(Supplied material):
• • • • • • •

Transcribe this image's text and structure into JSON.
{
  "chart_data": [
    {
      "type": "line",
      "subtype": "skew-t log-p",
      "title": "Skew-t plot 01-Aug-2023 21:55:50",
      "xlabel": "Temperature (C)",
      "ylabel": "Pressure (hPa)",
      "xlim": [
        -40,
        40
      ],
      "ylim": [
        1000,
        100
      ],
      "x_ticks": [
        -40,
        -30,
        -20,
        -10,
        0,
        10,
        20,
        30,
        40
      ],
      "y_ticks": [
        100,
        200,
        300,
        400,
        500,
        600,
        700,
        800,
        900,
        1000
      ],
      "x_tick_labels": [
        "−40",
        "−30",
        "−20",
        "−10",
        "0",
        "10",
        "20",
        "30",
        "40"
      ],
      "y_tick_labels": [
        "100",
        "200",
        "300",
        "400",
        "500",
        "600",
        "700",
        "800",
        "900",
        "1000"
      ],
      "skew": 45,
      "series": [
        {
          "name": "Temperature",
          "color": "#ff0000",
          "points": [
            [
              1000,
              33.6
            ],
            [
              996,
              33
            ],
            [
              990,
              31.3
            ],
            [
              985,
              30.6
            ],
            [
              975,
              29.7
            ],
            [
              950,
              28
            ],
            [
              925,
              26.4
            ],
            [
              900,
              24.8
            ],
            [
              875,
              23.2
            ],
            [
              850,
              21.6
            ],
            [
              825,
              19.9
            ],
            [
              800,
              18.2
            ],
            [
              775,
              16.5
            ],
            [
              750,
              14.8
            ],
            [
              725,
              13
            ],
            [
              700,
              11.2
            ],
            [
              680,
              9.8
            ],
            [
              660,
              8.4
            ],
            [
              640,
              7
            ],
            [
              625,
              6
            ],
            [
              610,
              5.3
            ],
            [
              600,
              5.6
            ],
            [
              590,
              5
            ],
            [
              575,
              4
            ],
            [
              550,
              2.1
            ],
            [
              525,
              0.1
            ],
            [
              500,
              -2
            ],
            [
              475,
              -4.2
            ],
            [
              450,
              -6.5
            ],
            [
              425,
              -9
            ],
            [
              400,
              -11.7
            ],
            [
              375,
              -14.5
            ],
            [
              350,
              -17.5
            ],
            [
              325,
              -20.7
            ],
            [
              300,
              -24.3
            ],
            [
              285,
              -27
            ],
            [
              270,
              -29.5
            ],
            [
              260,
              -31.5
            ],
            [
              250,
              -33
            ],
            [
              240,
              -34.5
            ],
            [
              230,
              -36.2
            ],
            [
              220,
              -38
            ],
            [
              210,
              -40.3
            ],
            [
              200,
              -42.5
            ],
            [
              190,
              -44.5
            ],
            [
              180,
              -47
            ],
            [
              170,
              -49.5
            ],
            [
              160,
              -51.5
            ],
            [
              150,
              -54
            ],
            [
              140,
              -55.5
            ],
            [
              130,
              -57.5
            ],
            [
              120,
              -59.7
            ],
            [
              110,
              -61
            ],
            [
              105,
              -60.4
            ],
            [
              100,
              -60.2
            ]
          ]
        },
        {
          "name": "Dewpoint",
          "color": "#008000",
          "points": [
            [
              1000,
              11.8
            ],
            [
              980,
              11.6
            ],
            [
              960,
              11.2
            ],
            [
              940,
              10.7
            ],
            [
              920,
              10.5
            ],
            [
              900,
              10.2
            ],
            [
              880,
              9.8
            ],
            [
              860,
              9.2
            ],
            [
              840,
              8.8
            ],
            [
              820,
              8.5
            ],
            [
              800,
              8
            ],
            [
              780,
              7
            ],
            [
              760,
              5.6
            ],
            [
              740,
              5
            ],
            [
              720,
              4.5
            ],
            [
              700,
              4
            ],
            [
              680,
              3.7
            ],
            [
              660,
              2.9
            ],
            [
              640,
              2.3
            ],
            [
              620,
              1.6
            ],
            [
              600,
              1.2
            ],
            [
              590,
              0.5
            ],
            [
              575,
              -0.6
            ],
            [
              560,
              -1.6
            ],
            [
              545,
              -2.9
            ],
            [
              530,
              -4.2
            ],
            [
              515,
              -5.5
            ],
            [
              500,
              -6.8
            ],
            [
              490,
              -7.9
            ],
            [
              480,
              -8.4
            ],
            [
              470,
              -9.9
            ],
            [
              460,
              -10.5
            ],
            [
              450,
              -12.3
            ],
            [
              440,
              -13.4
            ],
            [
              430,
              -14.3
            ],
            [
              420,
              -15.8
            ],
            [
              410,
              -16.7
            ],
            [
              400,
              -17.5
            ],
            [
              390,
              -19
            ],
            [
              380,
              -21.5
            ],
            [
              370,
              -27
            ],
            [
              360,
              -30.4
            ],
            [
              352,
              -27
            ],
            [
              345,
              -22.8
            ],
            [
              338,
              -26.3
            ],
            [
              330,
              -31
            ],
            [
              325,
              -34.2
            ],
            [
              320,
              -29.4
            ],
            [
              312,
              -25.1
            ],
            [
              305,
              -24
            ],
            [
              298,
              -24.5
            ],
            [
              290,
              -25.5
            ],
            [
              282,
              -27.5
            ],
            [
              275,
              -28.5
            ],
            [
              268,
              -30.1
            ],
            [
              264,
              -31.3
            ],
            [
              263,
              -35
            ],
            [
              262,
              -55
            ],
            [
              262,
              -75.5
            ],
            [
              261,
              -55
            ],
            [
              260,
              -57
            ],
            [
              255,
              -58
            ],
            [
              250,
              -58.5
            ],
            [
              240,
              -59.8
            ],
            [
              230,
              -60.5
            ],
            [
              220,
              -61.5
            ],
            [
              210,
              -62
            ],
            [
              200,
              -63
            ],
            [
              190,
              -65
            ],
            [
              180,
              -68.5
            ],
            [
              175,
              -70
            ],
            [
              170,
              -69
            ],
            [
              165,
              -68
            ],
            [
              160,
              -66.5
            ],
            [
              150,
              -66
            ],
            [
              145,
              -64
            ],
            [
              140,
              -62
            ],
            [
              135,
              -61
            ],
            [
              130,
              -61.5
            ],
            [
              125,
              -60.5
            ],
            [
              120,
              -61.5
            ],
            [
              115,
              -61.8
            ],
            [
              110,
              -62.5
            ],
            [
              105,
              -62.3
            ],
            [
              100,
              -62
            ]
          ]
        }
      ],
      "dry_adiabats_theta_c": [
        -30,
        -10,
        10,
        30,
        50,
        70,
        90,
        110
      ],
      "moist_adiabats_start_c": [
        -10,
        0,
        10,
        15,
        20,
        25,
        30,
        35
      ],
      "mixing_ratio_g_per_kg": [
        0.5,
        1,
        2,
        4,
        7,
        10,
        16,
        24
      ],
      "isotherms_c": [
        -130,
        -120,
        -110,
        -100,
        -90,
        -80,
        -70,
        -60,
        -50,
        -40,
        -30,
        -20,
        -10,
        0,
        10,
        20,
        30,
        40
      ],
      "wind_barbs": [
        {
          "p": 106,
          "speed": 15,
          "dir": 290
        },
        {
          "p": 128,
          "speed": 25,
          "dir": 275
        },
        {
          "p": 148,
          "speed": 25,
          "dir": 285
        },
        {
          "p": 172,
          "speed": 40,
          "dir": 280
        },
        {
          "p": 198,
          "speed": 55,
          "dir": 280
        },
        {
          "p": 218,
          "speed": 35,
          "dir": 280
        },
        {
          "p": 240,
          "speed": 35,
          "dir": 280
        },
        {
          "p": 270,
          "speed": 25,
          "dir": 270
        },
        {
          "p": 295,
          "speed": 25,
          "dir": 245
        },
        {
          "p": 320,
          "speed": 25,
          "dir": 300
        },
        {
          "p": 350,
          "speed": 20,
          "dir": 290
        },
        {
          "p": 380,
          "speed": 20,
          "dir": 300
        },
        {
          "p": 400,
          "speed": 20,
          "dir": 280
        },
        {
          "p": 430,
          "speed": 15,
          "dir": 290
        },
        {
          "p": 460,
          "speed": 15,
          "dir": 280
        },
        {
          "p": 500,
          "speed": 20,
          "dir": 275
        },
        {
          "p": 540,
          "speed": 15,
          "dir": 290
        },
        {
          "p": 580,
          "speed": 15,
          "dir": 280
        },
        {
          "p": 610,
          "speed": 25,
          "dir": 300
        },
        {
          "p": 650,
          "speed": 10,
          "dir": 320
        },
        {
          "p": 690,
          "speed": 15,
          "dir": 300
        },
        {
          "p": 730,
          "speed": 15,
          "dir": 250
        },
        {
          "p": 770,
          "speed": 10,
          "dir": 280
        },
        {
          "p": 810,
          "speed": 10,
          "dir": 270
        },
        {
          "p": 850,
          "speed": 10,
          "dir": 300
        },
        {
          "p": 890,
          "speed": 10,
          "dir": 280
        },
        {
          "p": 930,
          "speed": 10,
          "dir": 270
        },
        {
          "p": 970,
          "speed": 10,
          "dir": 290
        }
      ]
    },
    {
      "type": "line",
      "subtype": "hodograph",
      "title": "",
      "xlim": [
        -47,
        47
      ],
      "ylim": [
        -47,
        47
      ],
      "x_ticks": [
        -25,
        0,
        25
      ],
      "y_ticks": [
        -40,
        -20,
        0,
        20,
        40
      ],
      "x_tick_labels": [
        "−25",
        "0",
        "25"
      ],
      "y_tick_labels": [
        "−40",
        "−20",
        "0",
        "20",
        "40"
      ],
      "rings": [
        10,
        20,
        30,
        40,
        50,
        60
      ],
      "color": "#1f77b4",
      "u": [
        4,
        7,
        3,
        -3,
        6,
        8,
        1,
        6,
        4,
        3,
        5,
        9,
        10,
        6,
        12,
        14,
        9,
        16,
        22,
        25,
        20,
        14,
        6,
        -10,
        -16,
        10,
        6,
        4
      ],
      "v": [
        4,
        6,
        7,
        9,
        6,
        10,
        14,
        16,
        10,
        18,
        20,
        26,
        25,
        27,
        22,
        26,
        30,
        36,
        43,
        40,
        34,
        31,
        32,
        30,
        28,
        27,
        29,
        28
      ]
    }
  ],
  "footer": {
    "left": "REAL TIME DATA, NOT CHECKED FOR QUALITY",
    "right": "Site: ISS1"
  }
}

• • • • • • •

(Instructions for the task):
Report how many lines in the entries hold the string "title". Nothing but the number is wanted.

(Solution):
2